* _What needs to be done_: Review the listing and copy each line that holds the word "Security".
== Supplied material ==
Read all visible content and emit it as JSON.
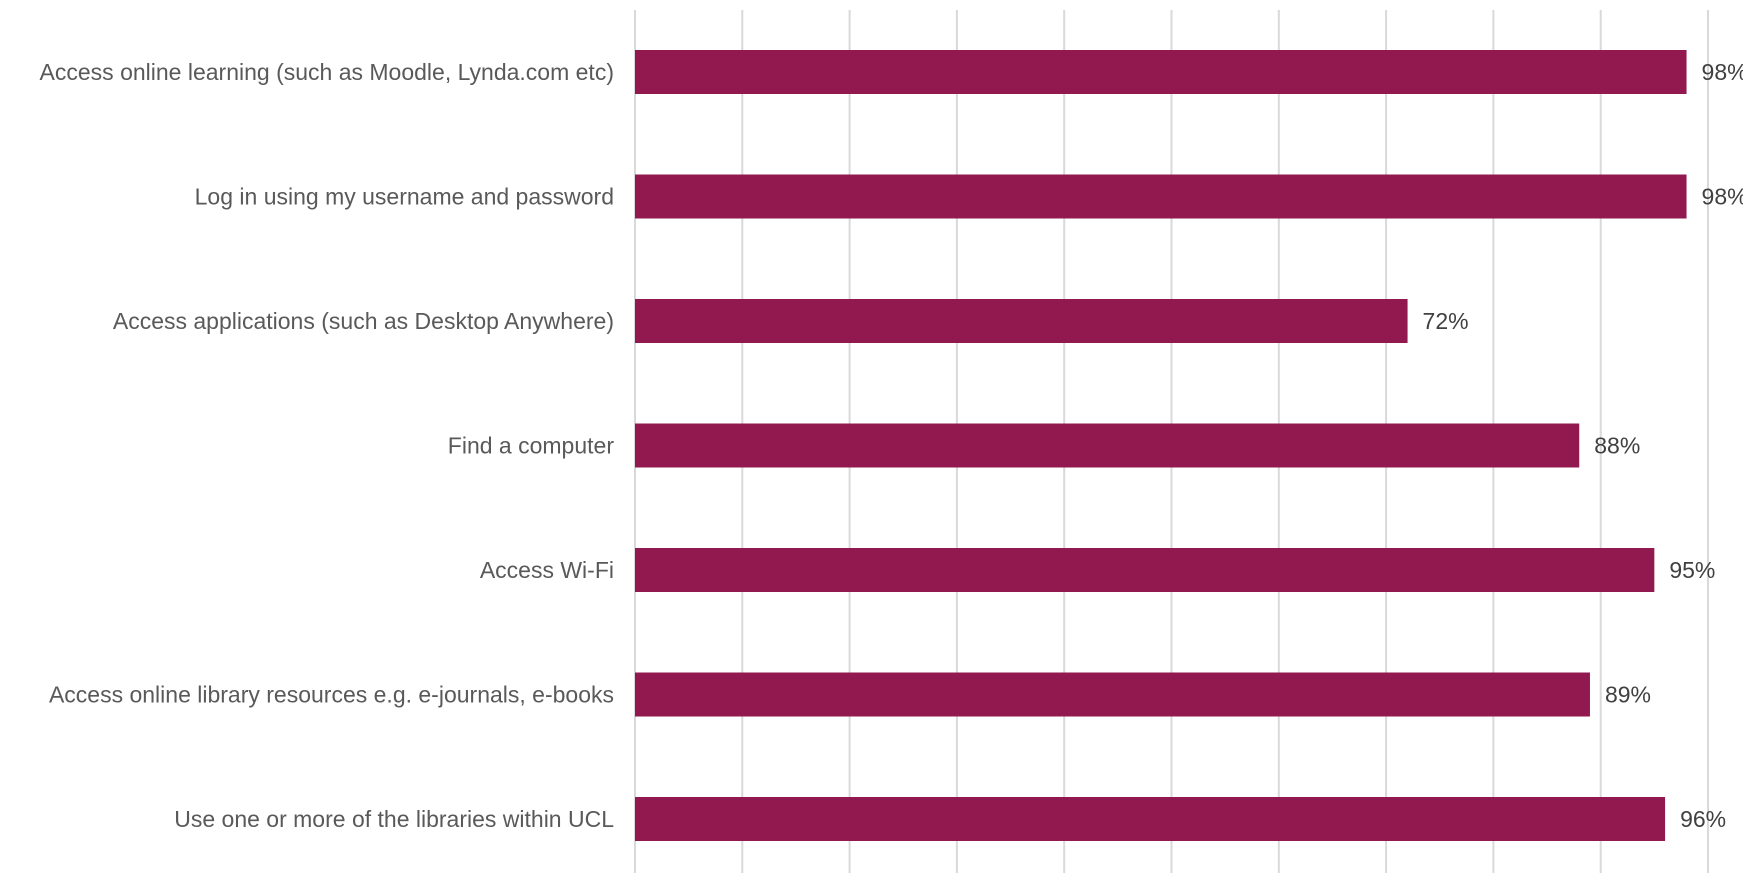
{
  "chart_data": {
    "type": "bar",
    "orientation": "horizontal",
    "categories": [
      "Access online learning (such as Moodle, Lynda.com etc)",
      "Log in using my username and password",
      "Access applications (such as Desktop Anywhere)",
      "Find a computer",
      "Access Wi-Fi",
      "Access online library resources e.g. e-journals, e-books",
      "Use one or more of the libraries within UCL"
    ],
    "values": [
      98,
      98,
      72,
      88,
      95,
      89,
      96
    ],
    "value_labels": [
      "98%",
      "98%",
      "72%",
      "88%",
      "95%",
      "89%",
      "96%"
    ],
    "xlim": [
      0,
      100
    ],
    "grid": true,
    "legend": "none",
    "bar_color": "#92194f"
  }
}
===
== Supplied material ==
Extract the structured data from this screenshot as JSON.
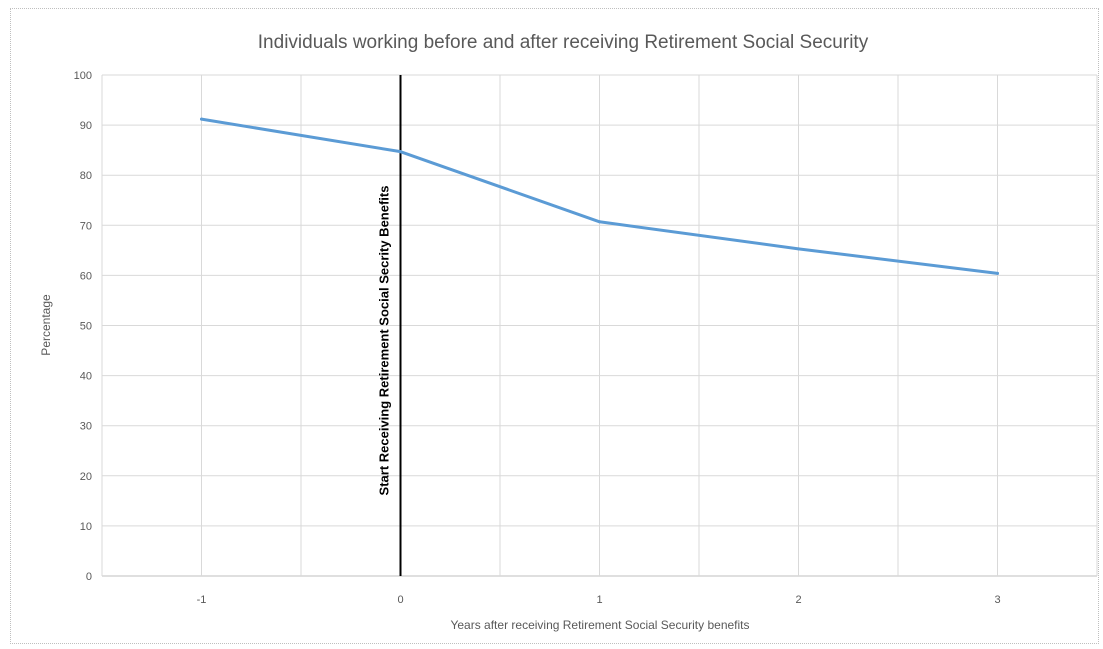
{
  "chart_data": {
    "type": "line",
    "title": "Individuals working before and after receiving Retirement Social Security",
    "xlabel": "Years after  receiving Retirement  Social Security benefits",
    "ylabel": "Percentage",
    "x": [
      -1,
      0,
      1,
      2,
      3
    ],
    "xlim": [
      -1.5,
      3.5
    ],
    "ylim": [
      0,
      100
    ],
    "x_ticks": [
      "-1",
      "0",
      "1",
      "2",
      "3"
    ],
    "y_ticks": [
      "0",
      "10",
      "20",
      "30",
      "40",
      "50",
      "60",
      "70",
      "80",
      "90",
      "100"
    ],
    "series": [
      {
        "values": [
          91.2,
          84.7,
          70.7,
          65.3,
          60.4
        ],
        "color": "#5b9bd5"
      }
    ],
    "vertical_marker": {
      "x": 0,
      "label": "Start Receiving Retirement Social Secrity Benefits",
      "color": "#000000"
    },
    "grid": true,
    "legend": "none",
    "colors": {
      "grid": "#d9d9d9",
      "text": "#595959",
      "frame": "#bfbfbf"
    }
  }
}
===
* _Correct answer_:
    "title": "Individuals working before and after receiving Retirement Social Security",
    "xlabel": "Years after  receiving Retirement  Social Security benefits",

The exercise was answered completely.